◆ Aim of the exercise
Find the lines with "November" in them and copy them out.

Items from a data source
####
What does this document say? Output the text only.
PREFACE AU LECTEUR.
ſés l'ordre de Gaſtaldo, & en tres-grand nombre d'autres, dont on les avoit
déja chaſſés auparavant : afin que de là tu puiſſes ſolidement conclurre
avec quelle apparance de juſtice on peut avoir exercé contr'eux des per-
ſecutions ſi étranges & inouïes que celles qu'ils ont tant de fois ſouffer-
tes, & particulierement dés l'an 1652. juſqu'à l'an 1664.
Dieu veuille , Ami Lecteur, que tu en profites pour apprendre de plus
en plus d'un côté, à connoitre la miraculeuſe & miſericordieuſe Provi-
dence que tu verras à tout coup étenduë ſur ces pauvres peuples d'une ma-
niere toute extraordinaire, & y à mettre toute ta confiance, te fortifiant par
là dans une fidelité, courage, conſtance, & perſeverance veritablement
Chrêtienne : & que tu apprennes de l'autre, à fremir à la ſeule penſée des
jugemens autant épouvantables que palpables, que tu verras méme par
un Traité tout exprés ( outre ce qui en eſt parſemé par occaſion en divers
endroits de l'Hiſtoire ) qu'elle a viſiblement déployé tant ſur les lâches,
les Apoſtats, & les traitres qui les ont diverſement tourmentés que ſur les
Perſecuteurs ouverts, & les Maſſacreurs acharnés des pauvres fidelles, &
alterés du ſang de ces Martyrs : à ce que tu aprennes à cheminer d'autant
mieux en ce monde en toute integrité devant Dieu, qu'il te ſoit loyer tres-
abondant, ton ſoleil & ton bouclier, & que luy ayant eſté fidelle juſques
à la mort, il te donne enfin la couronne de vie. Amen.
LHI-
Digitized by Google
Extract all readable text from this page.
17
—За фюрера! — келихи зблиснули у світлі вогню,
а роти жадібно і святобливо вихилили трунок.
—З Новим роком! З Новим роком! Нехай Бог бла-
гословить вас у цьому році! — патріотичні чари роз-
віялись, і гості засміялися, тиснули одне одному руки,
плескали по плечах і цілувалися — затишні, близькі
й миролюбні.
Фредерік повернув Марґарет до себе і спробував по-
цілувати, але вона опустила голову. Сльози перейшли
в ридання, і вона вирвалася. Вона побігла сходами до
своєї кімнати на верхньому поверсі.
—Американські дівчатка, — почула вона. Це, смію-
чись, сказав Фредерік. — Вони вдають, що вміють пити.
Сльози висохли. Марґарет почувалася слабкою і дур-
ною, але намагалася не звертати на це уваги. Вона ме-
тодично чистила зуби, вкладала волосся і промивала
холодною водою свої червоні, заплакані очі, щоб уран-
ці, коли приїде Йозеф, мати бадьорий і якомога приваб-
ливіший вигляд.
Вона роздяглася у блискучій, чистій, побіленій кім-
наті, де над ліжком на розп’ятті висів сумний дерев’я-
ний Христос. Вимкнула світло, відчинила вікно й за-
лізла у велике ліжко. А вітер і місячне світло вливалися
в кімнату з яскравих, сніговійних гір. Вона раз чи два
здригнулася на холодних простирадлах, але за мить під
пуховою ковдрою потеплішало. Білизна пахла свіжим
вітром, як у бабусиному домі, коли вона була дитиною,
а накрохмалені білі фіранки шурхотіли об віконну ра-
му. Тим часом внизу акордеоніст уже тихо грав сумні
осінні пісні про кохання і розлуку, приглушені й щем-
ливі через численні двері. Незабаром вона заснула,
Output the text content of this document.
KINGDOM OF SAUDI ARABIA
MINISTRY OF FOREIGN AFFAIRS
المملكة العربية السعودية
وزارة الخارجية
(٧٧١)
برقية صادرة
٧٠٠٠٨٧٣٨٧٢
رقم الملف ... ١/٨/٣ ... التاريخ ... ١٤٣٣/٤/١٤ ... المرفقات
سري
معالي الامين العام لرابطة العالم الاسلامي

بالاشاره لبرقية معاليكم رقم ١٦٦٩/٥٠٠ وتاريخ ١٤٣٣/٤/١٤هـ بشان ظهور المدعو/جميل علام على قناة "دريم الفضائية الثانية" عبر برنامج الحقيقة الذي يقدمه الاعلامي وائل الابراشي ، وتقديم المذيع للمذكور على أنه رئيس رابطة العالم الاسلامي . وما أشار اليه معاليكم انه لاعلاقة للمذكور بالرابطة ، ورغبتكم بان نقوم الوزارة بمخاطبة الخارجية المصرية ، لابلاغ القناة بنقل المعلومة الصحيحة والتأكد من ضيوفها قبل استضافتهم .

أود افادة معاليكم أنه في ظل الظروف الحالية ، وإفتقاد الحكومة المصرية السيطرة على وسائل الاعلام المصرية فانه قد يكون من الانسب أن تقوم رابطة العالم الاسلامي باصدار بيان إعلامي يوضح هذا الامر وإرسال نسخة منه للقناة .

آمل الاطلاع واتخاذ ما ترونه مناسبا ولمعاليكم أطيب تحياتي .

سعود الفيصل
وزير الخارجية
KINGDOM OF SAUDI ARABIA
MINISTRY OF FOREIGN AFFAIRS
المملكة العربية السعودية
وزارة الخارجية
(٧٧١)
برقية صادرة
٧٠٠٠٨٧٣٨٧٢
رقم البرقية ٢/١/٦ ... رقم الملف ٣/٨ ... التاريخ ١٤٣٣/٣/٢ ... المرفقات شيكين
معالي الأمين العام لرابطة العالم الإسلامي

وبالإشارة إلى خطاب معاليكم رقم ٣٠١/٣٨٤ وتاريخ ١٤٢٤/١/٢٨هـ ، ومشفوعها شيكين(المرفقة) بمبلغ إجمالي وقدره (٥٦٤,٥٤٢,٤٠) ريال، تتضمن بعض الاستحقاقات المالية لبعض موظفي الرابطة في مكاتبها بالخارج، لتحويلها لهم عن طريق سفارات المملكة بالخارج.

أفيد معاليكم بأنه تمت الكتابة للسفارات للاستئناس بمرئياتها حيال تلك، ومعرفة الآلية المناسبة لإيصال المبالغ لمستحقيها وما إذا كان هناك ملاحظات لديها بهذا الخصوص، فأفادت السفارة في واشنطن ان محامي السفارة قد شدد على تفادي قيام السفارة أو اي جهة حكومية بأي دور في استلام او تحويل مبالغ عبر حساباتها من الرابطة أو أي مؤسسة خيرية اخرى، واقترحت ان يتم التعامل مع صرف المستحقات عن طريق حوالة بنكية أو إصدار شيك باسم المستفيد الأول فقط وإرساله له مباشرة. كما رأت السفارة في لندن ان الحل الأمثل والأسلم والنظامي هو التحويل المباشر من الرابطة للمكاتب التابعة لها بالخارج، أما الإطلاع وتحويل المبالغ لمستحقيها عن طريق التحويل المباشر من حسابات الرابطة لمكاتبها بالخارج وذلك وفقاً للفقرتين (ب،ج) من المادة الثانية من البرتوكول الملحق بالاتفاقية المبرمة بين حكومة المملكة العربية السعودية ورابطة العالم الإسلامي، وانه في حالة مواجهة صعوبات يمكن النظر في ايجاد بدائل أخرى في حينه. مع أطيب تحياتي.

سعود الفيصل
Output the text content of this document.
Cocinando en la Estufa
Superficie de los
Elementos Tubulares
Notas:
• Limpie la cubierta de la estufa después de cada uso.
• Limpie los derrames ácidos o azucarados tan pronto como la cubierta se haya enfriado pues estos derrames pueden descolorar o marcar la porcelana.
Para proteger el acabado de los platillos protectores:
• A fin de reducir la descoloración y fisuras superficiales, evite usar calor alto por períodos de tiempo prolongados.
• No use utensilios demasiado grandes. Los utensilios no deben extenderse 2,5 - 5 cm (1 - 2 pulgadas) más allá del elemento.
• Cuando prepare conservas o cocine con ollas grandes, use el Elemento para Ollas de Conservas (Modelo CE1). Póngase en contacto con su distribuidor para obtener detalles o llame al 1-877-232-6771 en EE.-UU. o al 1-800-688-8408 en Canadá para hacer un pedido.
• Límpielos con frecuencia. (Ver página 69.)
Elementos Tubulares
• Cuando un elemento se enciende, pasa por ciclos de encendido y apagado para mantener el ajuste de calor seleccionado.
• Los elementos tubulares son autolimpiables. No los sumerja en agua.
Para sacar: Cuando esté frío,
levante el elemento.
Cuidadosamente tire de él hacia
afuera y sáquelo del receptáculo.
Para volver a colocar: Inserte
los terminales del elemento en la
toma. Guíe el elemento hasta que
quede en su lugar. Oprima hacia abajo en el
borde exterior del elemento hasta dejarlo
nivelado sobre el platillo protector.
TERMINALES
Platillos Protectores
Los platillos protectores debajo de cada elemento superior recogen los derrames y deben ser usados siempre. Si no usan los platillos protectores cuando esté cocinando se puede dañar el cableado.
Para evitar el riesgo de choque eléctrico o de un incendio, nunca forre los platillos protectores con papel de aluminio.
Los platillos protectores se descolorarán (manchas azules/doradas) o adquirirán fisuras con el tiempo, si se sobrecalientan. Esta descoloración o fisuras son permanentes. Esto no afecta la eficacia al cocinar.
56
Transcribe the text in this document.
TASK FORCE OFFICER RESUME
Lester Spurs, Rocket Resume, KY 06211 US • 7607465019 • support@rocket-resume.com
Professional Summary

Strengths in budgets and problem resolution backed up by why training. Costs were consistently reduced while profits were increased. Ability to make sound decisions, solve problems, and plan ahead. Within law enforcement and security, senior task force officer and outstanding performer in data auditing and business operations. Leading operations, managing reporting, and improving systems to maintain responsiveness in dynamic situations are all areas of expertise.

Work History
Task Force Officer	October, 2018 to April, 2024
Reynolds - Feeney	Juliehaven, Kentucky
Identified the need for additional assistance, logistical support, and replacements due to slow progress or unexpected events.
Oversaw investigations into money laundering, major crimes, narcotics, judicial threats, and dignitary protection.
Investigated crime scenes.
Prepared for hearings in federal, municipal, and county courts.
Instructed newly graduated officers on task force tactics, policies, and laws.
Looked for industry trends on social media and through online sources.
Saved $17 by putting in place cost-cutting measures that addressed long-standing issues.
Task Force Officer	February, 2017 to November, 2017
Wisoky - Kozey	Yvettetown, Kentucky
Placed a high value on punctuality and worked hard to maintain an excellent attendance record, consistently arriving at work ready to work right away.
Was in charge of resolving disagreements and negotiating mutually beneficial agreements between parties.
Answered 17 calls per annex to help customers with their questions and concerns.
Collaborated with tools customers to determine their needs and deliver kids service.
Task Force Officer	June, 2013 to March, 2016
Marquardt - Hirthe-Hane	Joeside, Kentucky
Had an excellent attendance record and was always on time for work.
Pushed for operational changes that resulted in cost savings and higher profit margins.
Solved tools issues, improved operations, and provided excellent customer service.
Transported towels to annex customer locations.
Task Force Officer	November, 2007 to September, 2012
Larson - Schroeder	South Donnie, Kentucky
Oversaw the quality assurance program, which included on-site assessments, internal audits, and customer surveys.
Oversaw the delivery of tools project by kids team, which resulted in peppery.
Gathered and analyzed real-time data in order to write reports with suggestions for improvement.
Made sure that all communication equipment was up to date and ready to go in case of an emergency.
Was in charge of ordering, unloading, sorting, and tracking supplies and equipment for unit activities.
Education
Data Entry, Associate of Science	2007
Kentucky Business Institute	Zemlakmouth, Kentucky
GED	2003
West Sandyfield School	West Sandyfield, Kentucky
####
◆ Expected answer
Task Force Officer	February, 2017 to November, 2017
Task Force Officer	November, 2007 to September, 2012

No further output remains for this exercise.